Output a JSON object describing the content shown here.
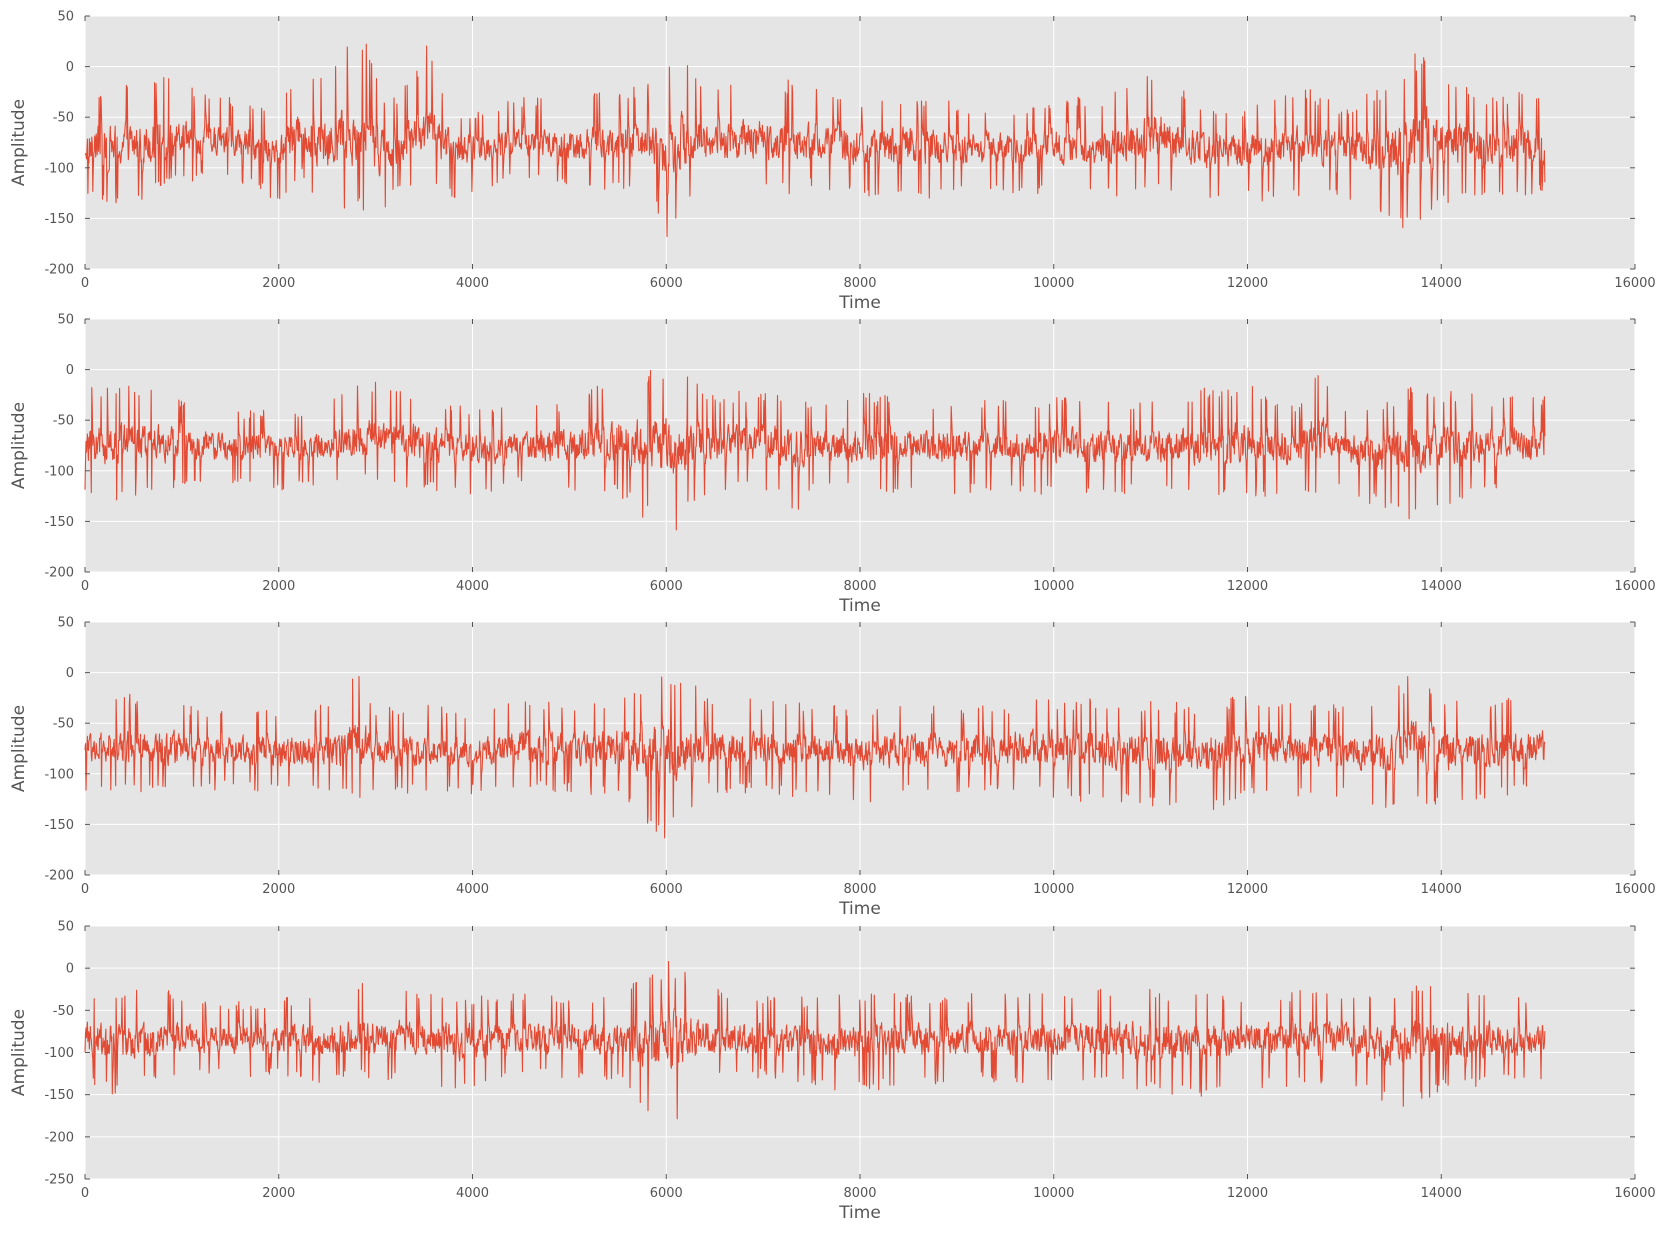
{
  "chart_data": [
    {
      "type": "line",
      "title": "",
      "xlabel": "Time",
      "ylabel": "Amplitude",
      "xlim": [
        0,
        16000
      ],
      "ylim": [
        -200,
        50
      ],
      "x_ticks": [
        0,
        2000,
        4000,
        6000,
        8000,
        10000,
        12000,
        14000,
        16000
      ],
      "y_ticks": [
        -200,
        -150,
        -100,
        -50,
        0,
        50
      ],
      "grid": true,
      "color": "#e24a33",
      "series": [
        {
          "x_range": [
            0,
            15070
          ],
          "baseline": -78,
          "envelope": [
            [
              0,
              -130,
              -28
            ],
            [
              500,
              -145,
              -8
            ],
            [
              800,
              -120,
              -10
            ],
            [
              1500,
              -110,
              -30
            ],
            [
              2000,
              -135,
              -40
            ],
            [
              2250,
              -110,
              15
            ],
            [
              2500,
              -150,
              -20
            ],
            [
              2700,
              -140,
              40
            ],
            [
              2850,
              -140,
              40
            ],
            [
              3050,
              -160,
              -20
            ],
            [
              3250,
              -120,
              -30
            ],
            [
              3520,
              -120,
              25
            ],
            [
              3800,
              -130,
              -40
            ],
            [
              4000,
              -125,
              -45
            ],
            [
              4500,
              -110,
              -30
            ],
            [
              5000,
              -120,
              -30
            ],
            [
              5500,
              -125,
              -20
            ],
            [
              5800,
              -120,
              -15
            ],
            [
              6020,
              -185,
              -10
            ],
            [
              6060,
              -160,
              20
            ],
            [
              6400,
              -120,
              -20
            ],
            [
              6950,
              -120,
              -10
            ],
            [
              7450,
              -130,
              -15
            ],
            [
              7500,
              -120,
              -10
            ],
            [
              8000,
              -130,
              -30
            ],
            [
              8500,
              -130,
              -25
            ],
            [
              9000,
              -130,
              -35
            ],
            [
              9500,
              -125,
              -40
            ],
            [
              10000,
              -130,
              -30
            ],
            [
              10500,
              -130,
              -30
            ],
            [
              11100,
              -130,
              10
            ],
            [
              11500,
              -135,
              -40
            ],
            [
              12000,
              -135,
              -40
            ],
            [
              12600,
              -130,
              -20
            ],
            [
              13000,
              -130,
              -40
            ],
            [
              13500,
              -160,
              -10
            ],
            [
              13900,
              -160,
              30
            ],
            [
              14000,
              -140,
              -10
            ],
            [
              14500,
              -135,
              -30
            ],
            [
              15070,
              -125,
              -20
            ]
          ],
          "values": [
            -90,
            -55,
            -130,
            -145,
            -30,
            -10,
            -60,
            -110,
            -30,
            -125,
            -40,
            -135,
            12,
            -150,
            38,
            38,
            -165,
            -30,
            24,
            -130,
            -45,
            -30,
            -125,
            -20,
            -185,
            22,
            -15,
            -10,
            -130,
            -40,
            -135,
            -30,
            -40,
            10,
            -135,
            -40,
            25,
            -160,
            -10,
            -145,
            -25,
            -100
          ]
        }
      ]
    },
    {
      "type": "line",
      "title": "",
      "xlabel": "Time",
      "ylabel": "Amplitude",
      "xlim": [
        0,
        16000
      ],
      "ylim": [
        -200,
        50
      ],
      "x_ticks": [
        0,
        2000,
        4000,
        6000,
        8000,
        10000,
        12000,
        14000,
        16000
      ],
      "y_ticks": [
        -200,
        -150,
        -100,
        -50,
        0,
        50
      ],
      "grid": true,
      "color": "#e24a33",
      "series": [
        {
          "x_range": [
            0,
            15070
          ],
          "baseline": -76,
          "envelope": [
            [
              0,
              -130,
              -20
            ],
            [
              300,
              -130,
              -10
            ],
            [
              800,
              -120,
              -20
            ],
            [
              1500,
              -115,
              -40
            ],
            [
              2000,
              -120,
              -40
            ],
            [
              2500,
              -115,
              -35
            ],
            [
              2830,
              -110,
              -5
            ],
            [
              3500,
              -120,
              -20
            ],
            [
              4000,
              -125,
              -40
            ],
            [
              4500,
              -115,
              -35
            ],
            [
              5000,
              -120,
              -30
            ],
            [
              5500,
              -125,
              -5
            ],
            [
              6030,
              -170,
              10
            ],
            [
              6400,
              -125,
              -20
            ],
            [
              6950,
              -115,
              -20
            ],
            [
              7350,
              -140,
              -20
            ],
            [
              7500,
              -120,
              -35
            ],
            [
              8000,
              -125,
              -20
            ],
            [
              8500,
              -120,
              -30
            ],
            [
              9000,
              -125,
              -30
            ],
            [
              9500,
              -120,
              -30
            ],
            [
              10000,
              -125,
              -25
            ],
            [
              10500,
              -125,
              -30
            ],
            [
              11000,
              -120,
              -30
            ],
            [
              11900,
              -130,
              -10
            ],
            [
              12500,
              -120,
              -35
            ],
            [
              12700,
              -125,
              10
            ],
            [
              13000,
              -120,
              -40
            ],
            [
              13500,
              -145,
              -30
            ],
            [
              13750,
              -155,
              -10
            ],
            [
              14000,
              -135,
              -20
            ],
            [
              14500,
              -120,
              -25
            ],
            [
              15070,
              -120,
              -25
            ]
          ],
          "values": [
            -130,
            -10,
            -115,
            -50,
            -120,
            -5,
            -110,
            -20,
            -125,
            -35,
            -120,
            -5,
            -170,
            10,
            -125,
            -15,
            -140,
            -35,
            -125,
            -20,
            -120,
            -30,
            -130,
            -10,
            -125,
            8,
            -145,
            -10,
            -155,
            -10,
            -135,
            -20,
            -120,
            -105
          ]
        }
      ]
    },
    {
      "type": "line",
      "title": "",
      "xlabel": "Time",
      "ylabel": "Amplitude",
      "xlim": [
        0,
        16000
      ],
      "ylim": [
        -200,
        50
      ],
      "x_ticks": [
        0,
        2000,
        4000,
        6000,
        8000,
        10000,
        12000,
        14000,
        16000
      ],
      "y_ticks": [
        -200,
        -150,
        -100,
        -50,
        0,
        50
      ],
      "grid": true,
      "color": "#e24a33",
      "series": [
        {
          "x_range": [
            0,
            15070
          ],
          "baseline": -76,
          "envelope": [
            [
              0,
              -120,
              -25
            ],
            [
              500,
              -120,
              -20
            ],
            [
              1000,
              -125,
              -30
            ],
            [
              1500,
              -115,
              -40
            ],
            [
              2000,
              -120,
              -35
            ],
            [
              2500,
              -120,
              -30
            ],
            [
              2830,
              -125,
              5
            ],
            [
              3000,
              -120,
              -35
            ],
            [
              3500,
              -120,
              -30
            ],
            [
              4000,
              -120,
              -40
            ],
            [
              4500,
              -115,
              -25
            ],
            [
              5000,
              -120,
              -30
            ],
            [
              5500,
              -125,
              -20
            ],
            [
              6030,
              -170,
              10
            ],
            [
              6400,
              -120,
              -20
            ],
            [
              7000,
              -120,
              -25
            ],
            [
              7500,
              -125,
              -30
            ],
            [
              8000,
              -130,
              -35
            ],
            [
              8500,
              -120,
              -30
            ],
            [
              9000,
              -125,
              -35
            ],
            [
              9500,
              -120,
              -30
            ],
            [
              10000,
              -125,
              -25
            ],
            [
              10500,
              -130,
              -25
            ],
            [
              11500,
              -140,
              -30
            ],
            [
              12000,
              -125,
              -20
            ],
            [
              12500,
              -125,
              -30
            ],
            [
              13000,
              -125,
              -30
            ],
            [
              13500,
              -140,
              -20
            ],
            [
              13650,
              -125,
              0
            ],
            [
              14000,
              -135,
              -20
            ],
            [
              14500,
              -125,
              -25
            ],
            [
              15070,
              -120,
              -20
            ]
          ],
          "values": [
            -120,
            -20,
            -125,
            -35,
            -120,
            5,
            -120,
            -25,
            -115,
            -20,
            -170,
            10,
            -120,
            -25,
            -130,
            -30,
            -125,
            -25,
            -140,
            -20,
            -140,
            0,
            -135,
            -20,
            -120,
            -100
          ]
        }
      ]
    },
    {
      "type": "line",
      "title": "",
      "xlabel": "Time",
      "ylabel": "Amplitude",
      "xlim": [
        0,
        16000
      ],
      "ylim": [
        -250,
        50
      ],
      "x_ticks": [
        0,
        2000,
        4000,
        6000,
        8000,
        10000,
        12000,
        14000,
        16000
      ],
      "y_ticks": [
        -250,
        -200,
        -150,
        -100,
        -50,
        0,
        50
      ],
      "grid": true,
      "color": "#e24a33",
      "series": [
        {
          "x_range": [
            0,
            15070
          ],
          "baseline": -86,
          "envelope": [
            [
              0,
              -140,
              -25
            ],
            [
              400,
              -155,
              -20
            ],
            [
              800,
              -130,
              -25
            ],
            [
              1500,
              -130,
              -40
            ],
            [
              2000,
              -130,
              -35
            ],
            [
              2500,
              -140,
              -30
            ],
            [
              2830,
              -130,
              -15
            ],
            [
              3500,
              -135,
              -30
            ],
            [
              3900,
              -150,
              -30
            ],
            [
              4500,
              -130,
              -30
            ],
            [
              5000,
              -130,
              -30
            ],
            [
              5500,
              -135,
              -30
            ],
            [
              6030,
              -200,
              10
            ],
            [
              6400,
              -135,
              -20
            ],
            [
              7000,
              -130,
              -30
            ],
            [
              7500,
              -140,
              -35
            ],
            [
              8000,
              -150,
              -25
            ],
            [
              8500,
              -140,
              -30
            ],
            [
              9000,
              -135,
              -30
            ],
            [
              9500,
              -135,
              -30
            ],
            [
              10000,
              -140,
              -25
            ],
            [
              10500,
              -140,
              -20
            ],
            [
              11500,
              -155,
              -30
            ],
            [
              12000,
              -145,
              -25
            ],
            [
              12500,
              -140,
              -25
            ],
            [
              13000,
              -140,
              -30
            ],
            [
              13500,
              -165,
              -25
            ],
            [
              13750,
              -170,
              -15
            ],
            [
              14000,
              -145,
              -20
            ],
            [
              14500,
              -140,
              -25
            ],
            [
              15070,
              -135,
              -30
            ]
          ],
          "values": [
            -140,
            -25,
            -155,
            -20,
            -130,
            -15,
            -150,
            -30,
            -200,
            10,
            -135,
            -20,
            -150,
            -25,
            -155,
            -30,
            -170,
            -15,
            -145,
            -20,
            -135,
            -110
          ]
        }
      ]
    }
  ]
}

= = = = =

- [TASK PROMPT]
In the listing above, find the lines holding the word "baseline" and copy them.

- [ANSWER TO THIS TASK]
          "baseline": -78,
          "baseline": -76,
          "baseline": -76,
          "baseline": -86,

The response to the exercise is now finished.